[Given exercise] State how many lines in these records contain the word "document", and nothing else.

[Given data]
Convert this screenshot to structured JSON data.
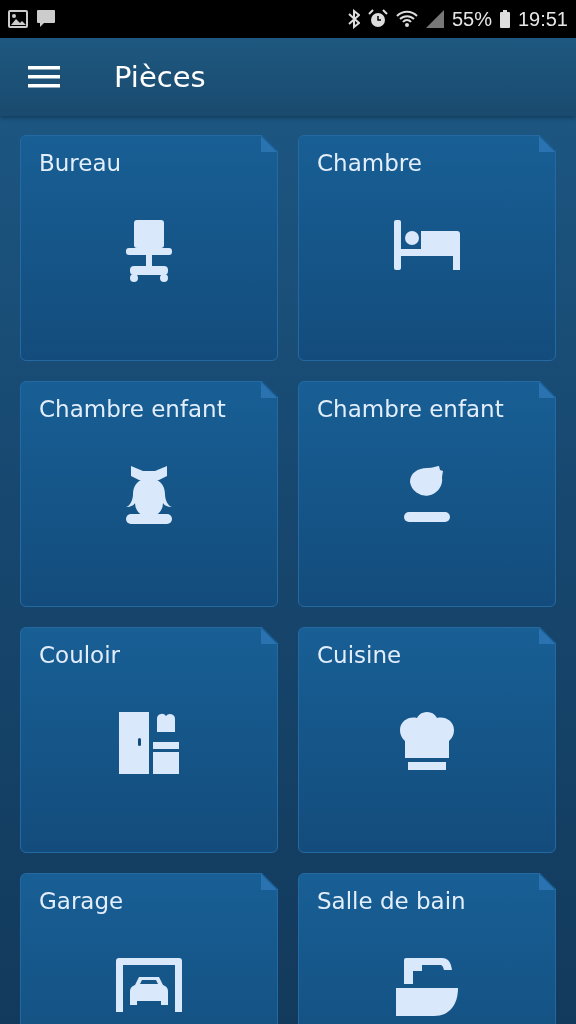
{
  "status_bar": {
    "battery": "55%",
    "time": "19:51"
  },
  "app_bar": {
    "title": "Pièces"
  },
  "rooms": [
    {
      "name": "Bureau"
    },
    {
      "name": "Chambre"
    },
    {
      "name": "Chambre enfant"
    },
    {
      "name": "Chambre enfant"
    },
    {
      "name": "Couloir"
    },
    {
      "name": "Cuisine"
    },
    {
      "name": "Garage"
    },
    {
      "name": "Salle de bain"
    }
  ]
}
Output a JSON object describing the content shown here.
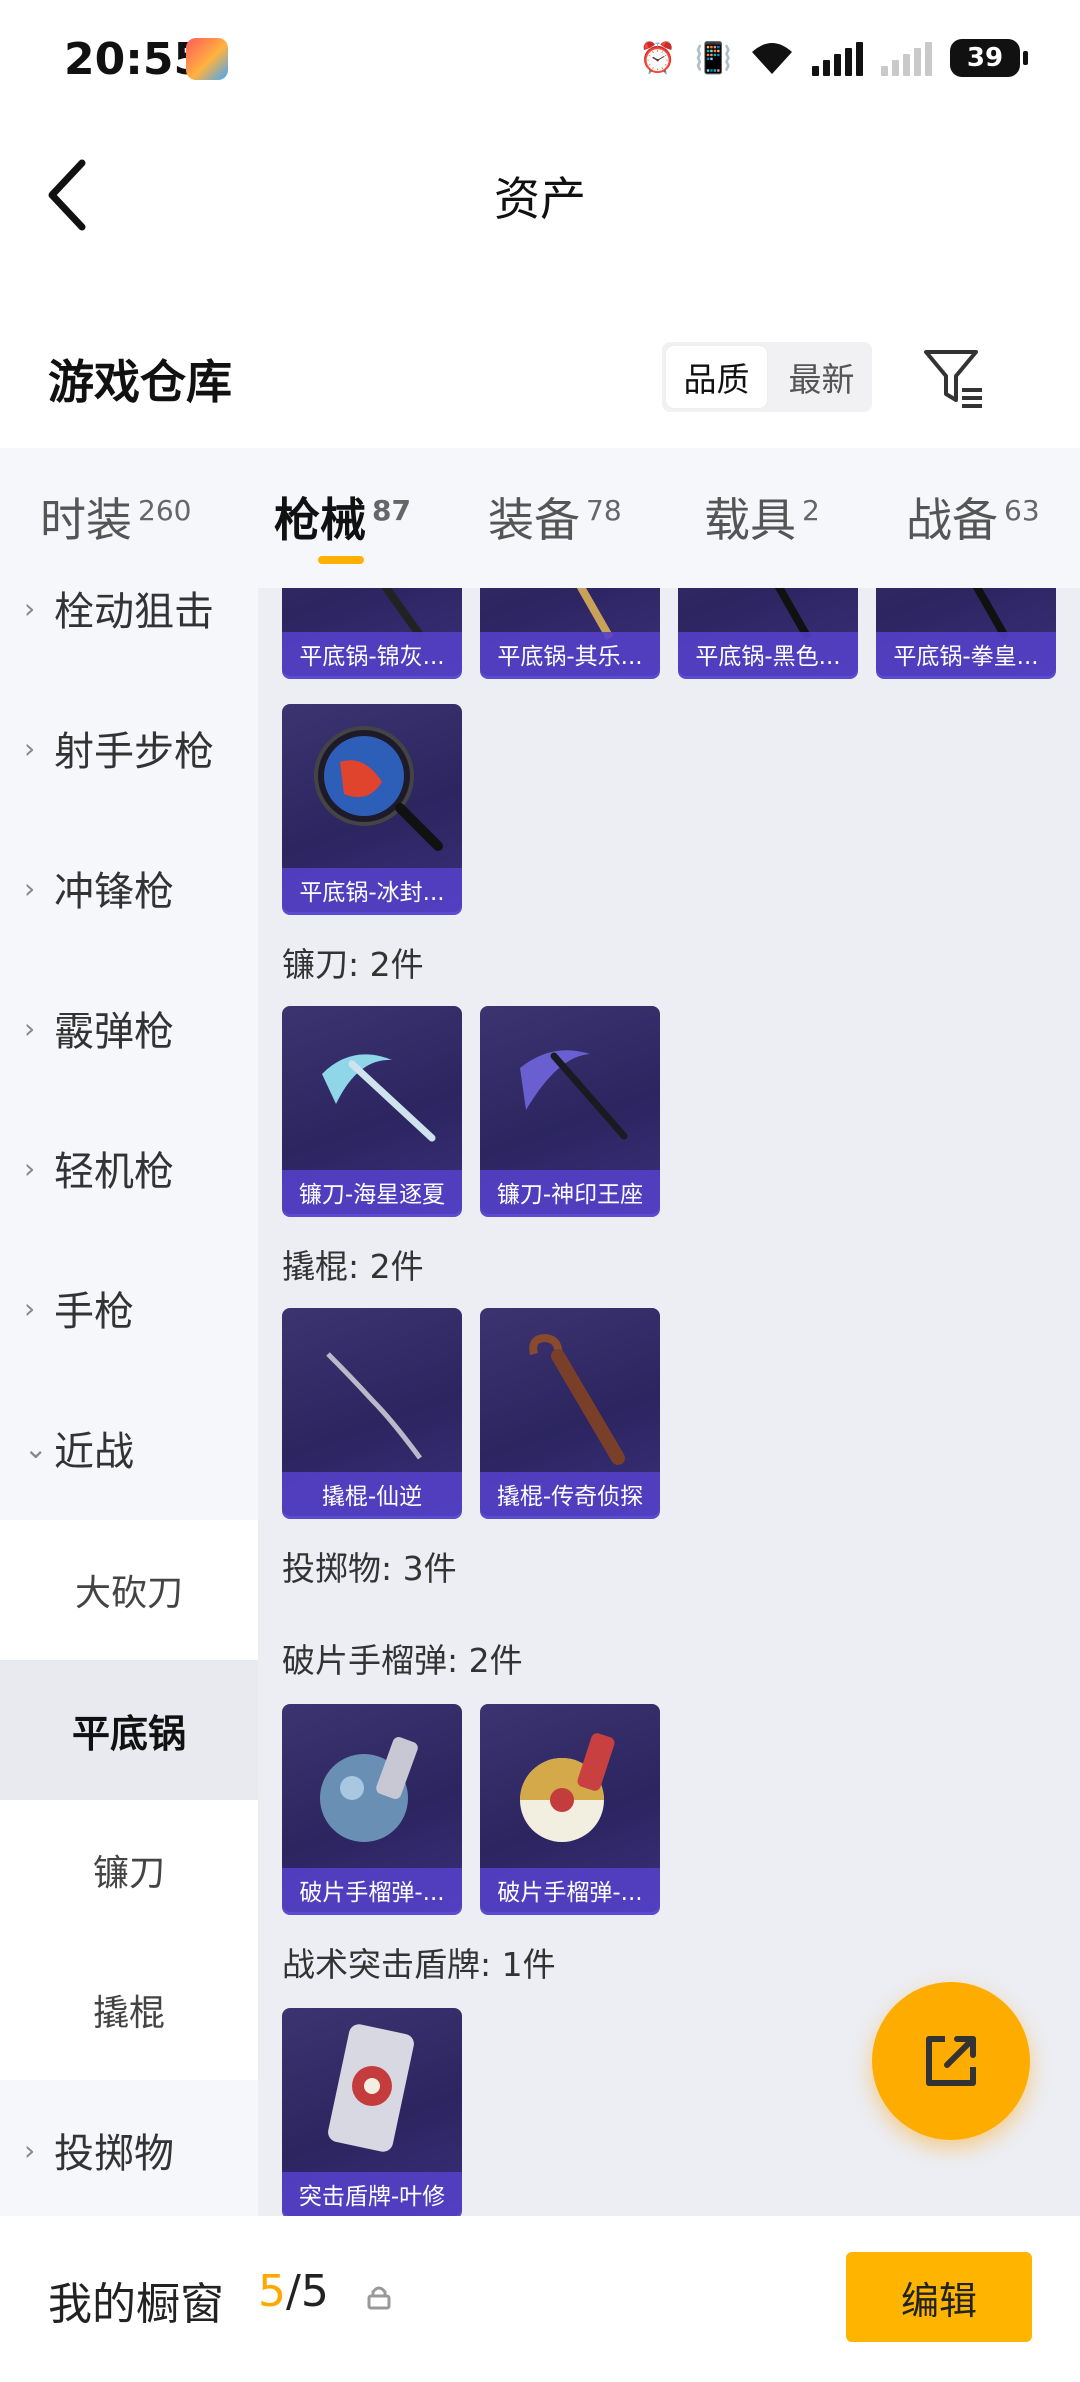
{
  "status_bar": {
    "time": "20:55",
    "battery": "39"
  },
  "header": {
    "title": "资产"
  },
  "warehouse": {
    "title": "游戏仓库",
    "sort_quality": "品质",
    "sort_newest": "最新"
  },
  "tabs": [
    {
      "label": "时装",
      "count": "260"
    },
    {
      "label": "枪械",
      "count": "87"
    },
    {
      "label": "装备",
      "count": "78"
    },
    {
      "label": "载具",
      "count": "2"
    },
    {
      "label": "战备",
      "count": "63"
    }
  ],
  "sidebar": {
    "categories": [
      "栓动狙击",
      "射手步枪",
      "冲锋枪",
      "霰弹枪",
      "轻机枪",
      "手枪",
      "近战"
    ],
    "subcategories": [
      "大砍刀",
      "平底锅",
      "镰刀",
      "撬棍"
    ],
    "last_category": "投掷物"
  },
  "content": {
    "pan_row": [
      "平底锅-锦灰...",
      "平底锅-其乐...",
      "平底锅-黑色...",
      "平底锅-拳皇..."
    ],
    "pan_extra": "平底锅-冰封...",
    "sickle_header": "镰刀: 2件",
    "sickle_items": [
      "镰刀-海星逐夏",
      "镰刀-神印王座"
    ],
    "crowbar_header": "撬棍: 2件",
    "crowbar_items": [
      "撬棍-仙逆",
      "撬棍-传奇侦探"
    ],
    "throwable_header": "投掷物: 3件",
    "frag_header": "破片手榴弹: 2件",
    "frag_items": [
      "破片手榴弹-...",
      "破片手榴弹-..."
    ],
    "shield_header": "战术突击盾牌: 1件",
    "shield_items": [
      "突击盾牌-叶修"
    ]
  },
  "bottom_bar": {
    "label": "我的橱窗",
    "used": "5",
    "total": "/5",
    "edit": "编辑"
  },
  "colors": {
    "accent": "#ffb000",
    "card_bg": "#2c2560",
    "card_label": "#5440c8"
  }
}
==
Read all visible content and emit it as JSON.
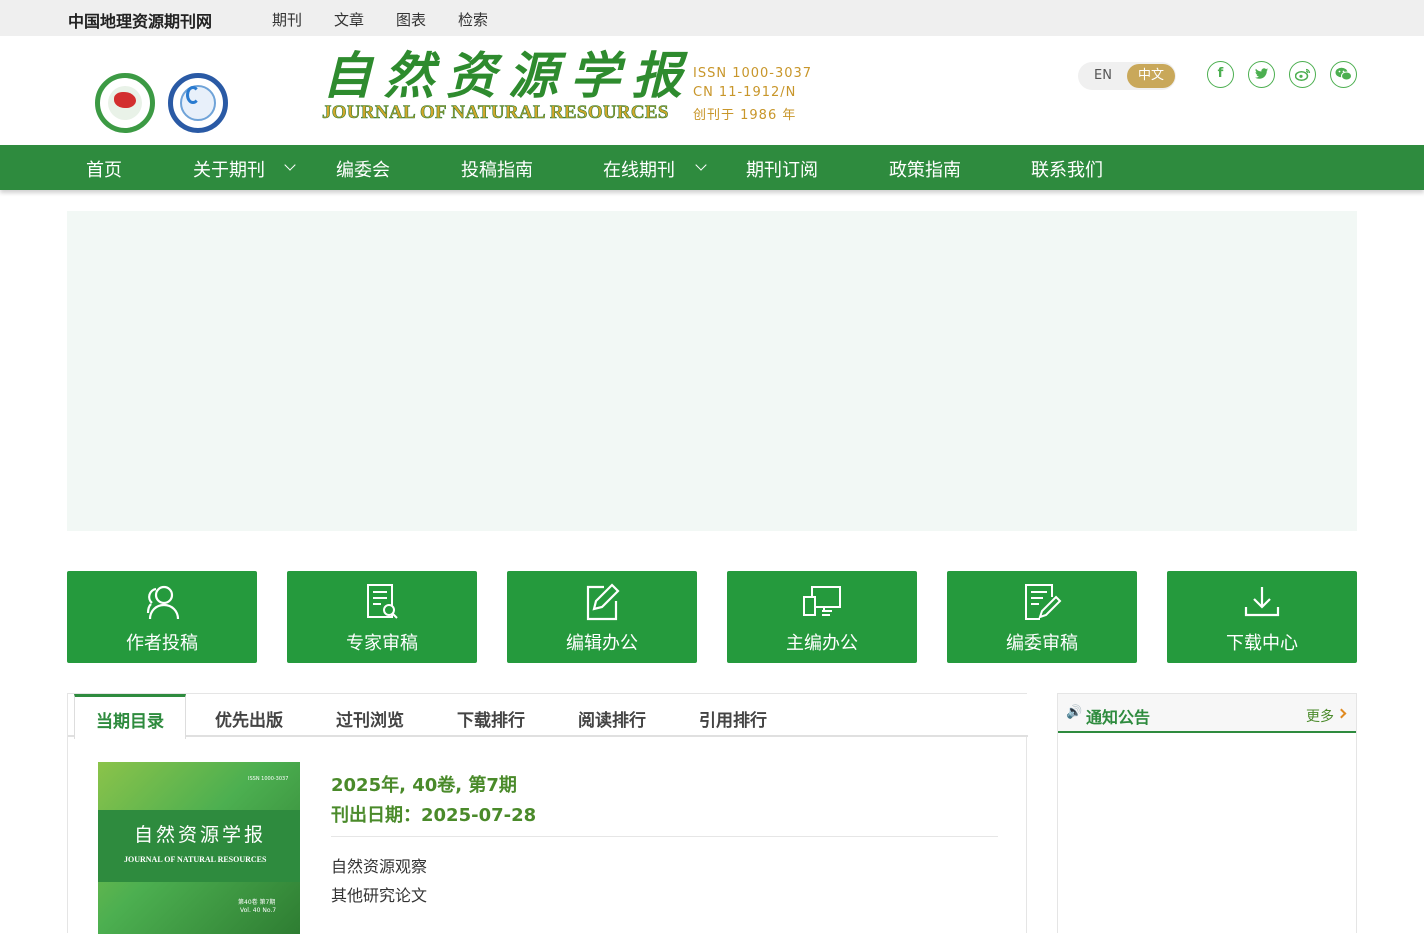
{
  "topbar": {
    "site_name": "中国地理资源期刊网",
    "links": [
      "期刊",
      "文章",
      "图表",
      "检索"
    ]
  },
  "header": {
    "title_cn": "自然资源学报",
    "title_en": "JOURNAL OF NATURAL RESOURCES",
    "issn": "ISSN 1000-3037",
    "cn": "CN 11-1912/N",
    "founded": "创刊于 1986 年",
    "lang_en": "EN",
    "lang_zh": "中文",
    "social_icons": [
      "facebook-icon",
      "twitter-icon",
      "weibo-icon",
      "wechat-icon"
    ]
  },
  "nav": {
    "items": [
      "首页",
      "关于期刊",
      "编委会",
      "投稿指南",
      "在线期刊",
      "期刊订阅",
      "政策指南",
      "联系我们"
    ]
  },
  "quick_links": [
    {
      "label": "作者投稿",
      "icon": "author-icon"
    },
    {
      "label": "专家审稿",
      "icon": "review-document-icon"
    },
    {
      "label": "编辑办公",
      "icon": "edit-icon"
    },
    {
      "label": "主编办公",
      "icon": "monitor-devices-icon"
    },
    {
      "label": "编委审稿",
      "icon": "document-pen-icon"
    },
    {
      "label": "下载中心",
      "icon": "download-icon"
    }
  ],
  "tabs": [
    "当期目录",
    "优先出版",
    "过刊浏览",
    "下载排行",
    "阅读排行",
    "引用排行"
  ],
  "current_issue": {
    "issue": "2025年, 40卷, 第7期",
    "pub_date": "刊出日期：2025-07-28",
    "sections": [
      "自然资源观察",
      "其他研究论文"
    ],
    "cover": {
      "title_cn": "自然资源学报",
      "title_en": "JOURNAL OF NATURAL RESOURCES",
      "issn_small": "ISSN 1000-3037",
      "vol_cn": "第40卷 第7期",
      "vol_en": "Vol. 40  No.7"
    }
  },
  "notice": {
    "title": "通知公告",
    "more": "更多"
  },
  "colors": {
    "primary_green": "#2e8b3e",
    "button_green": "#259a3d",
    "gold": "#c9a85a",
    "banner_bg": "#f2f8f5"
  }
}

[Output of the exercise] 2